What number of lines hold the word "الله"? State that number and nothing besides.

§ §

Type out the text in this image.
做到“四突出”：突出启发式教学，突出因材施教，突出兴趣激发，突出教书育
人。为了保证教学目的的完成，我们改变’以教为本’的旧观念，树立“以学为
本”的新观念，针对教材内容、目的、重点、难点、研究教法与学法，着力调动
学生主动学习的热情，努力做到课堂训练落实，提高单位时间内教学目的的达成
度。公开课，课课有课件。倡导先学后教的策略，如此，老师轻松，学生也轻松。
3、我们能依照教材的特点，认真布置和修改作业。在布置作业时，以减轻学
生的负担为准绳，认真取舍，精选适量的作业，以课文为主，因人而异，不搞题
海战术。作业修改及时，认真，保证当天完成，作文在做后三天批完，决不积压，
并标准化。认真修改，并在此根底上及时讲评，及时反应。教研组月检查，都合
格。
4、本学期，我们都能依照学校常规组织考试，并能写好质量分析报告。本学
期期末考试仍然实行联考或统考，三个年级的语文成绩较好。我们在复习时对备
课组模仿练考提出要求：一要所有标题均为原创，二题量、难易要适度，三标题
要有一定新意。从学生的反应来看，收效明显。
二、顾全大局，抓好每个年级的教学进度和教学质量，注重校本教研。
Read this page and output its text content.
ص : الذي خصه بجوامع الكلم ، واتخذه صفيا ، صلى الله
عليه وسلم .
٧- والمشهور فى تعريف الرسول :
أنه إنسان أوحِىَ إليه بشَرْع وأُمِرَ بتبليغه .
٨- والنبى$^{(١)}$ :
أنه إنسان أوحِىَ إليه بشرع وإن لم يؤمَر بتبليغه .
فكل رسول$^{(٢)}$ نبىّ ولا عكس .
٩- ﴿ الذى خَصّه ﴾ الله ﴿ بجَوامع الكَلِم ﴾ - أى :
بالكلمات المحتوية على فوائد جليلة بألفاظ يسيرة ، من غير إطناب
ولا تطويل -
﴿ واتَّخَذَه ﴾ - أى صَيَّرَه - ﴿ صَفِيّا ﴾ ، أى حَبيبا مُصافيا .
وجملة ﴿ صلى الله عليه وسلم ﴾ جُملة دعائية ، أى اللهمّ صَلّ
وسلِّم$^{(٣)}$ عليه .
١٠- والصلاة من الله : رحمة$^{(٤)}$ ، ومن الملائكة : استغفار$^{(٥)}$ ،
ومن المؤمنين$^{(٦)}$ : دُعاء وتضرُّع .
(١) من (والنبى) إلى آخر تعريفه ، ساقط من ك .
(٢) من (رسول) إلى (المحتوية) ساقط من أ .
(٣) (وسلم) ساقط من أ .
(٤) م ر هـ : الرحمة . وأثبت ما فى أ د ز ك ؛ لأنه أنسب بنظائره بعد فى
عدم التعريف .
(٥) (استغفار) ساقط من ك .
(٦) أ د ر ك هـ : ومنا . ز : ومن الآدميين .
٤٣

§ §

Answer to the exercise:
4